Using the records provided below, locate and copy each line that contains the word "Kalfas".

[Begin Task input]

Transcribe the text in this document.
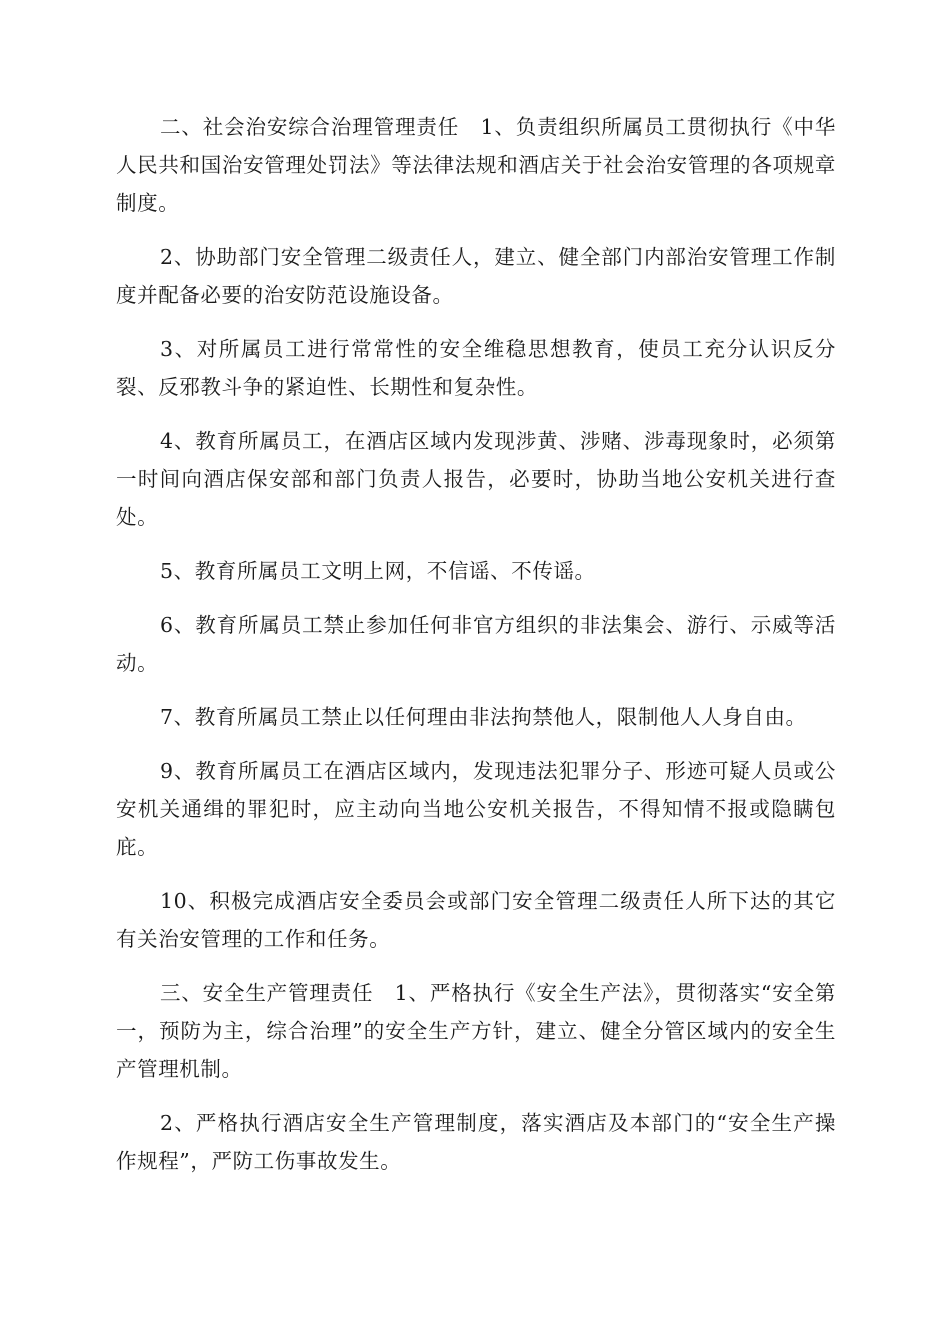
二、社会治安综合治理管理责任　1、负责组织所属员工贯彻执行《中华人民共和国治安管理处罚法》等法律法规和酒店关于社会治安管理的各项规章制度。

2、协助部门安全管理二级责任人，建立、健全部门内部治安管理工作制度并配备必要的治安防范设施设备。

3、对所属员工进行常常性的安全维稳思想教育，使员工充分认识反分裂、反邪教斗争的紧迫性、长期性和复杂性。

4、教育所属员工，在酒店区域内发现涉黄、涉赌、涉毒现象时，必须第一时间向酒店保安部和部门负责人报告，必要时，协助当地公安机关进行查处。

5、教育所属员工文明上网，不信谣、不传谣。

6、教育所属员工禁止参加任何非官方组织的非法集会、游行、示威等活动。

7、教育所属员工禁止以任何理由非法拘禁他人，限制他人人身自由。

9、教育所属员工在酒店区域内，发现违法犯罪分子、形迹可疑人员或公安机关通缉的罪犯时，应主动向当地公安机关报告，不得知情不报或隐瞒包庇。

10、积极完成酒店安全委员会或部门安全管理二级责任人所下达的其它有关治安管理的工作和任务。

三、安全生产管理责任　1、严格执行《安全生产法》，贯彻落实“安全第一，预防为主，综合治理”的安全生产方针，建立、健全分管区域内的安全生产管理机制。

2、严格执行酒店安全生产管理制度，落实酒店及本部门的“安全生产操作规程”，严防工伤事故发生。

[End Task input]
[Begin Task input]

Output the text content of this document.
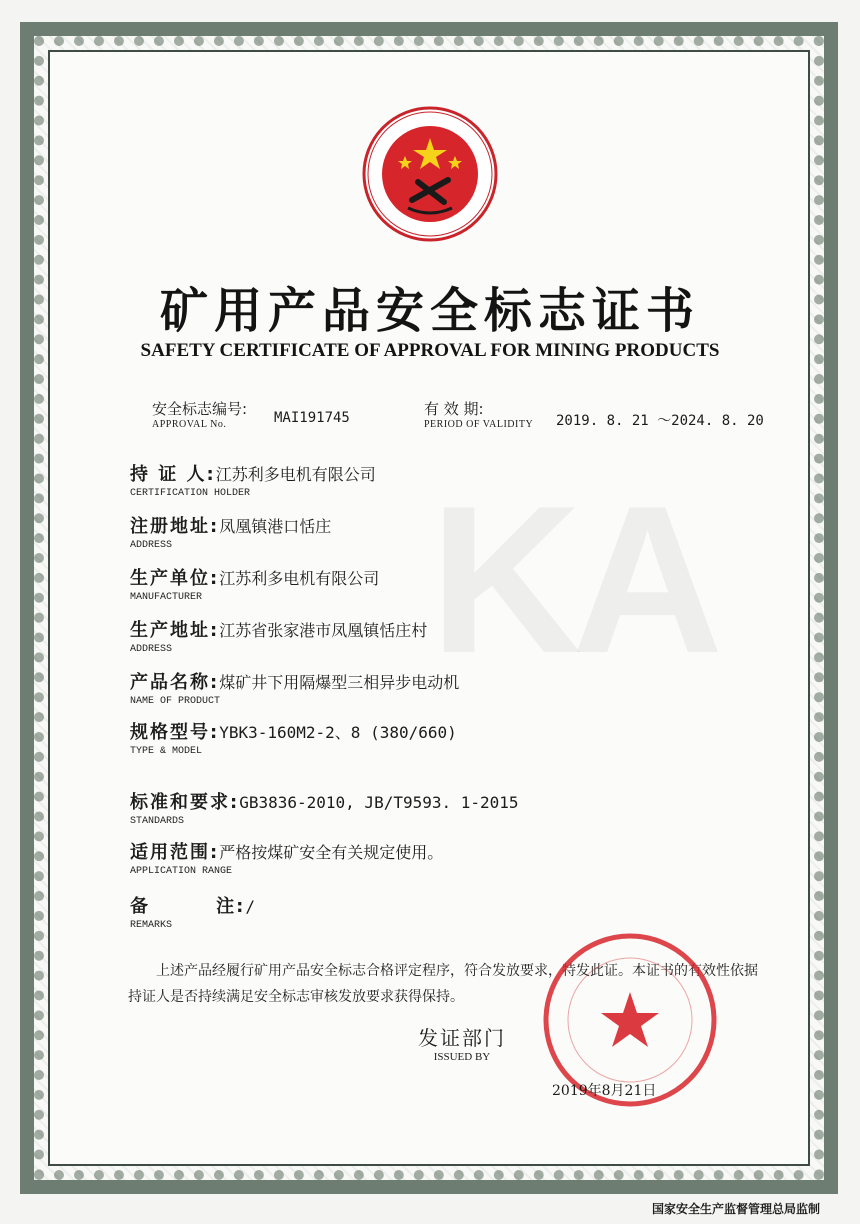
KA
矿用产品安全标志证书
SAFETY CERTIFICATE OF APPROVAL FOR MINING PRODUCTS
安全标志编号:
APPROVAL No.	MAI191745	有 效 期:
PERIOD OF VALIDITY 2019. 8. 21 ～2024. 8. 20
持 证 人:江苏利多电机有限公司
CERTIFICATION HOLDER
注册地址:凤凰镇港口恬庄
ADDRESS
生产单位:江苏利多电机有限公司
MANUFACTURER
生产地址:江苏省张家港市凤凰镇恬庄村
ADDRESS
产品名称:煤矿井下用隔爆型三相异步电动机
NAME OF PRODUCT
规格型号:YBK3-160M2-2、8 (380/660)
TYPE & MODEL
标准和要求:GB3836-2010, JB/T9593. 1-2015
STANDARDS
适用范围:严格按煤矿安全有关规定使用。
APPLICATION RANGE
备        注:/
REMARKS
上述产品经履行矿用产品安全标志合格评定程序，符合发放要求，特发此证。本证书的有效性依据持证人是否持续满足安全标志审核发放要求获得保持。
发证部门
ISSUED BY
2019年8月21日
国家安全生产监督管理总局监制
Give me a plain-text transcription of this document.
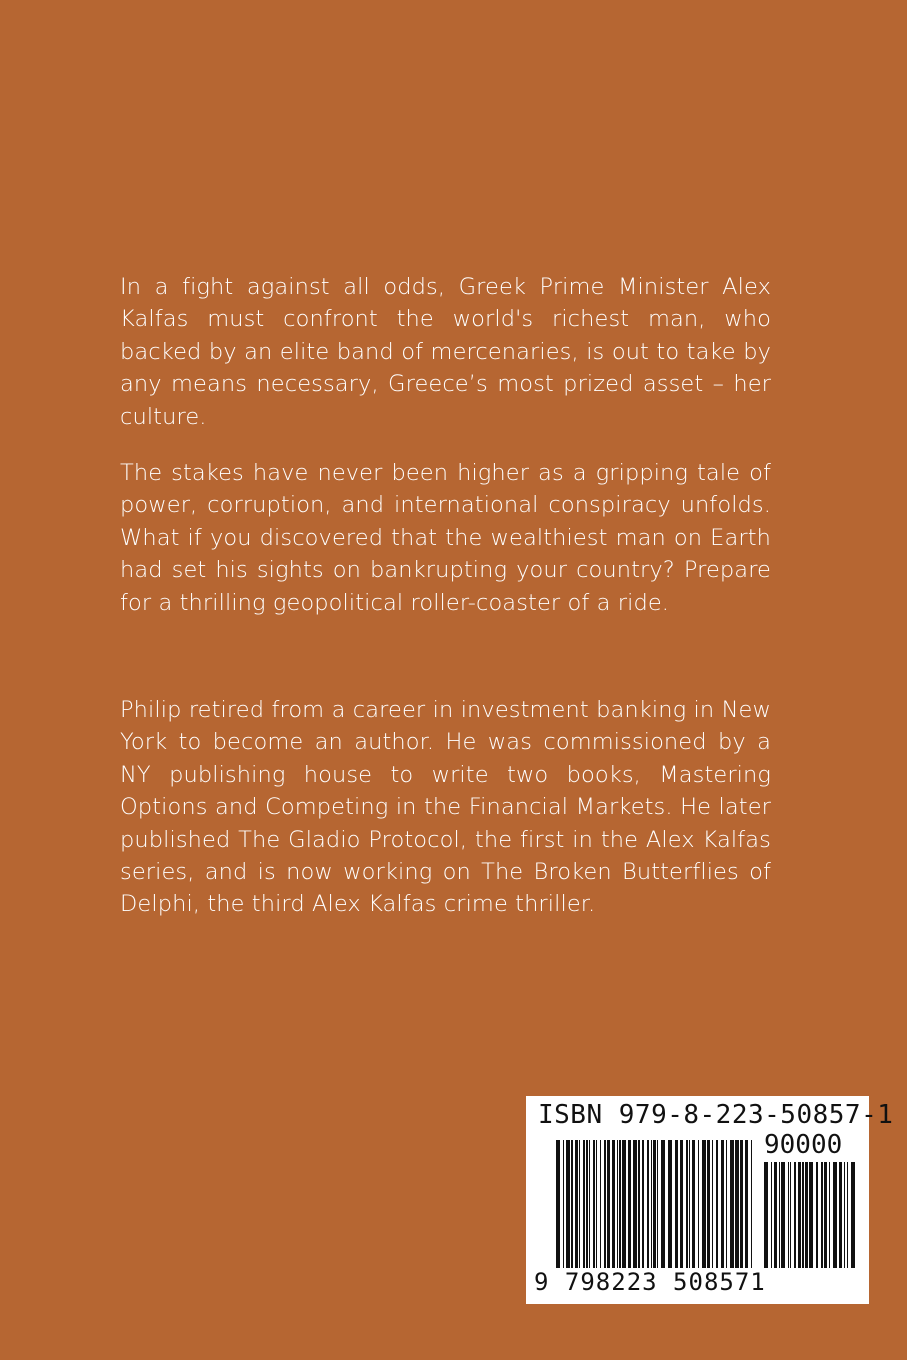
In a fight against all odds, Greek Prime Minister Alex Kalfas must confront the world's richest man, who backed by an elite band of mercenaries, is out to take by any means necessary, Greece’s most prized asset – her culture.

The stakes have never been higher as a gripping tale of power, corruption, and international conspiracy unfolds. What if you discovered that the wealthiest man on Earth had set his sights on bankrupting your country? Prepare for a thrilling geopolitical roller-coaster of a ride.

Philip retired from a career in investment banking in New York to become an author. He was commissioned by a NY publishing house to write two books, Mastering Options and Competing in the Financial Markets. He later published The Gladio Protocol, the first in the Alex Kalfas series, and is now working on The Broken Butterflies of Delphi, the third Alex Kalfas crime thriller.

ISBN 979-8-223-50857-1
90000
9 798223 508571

[End Task input]

# Right answer
In a fight against all odds, Greek Prime Minister Alex Kalfas must confront the world's richest man, who backed by an elite band of mercenaries, is out to take by any means necessary, Greece’s most prized asset – her culture.
Philip retired from a career in investment banking in New York to become an author. He was commissioned by a NY publishing house to write two books, Mastering Options and Competing in the Financial Markets. He later published The Gladio Protocol, the first in the Alex Kalfas series, and is now working on The Broken Butterflies of Delphi, the third Alex Kalfas crime thriller.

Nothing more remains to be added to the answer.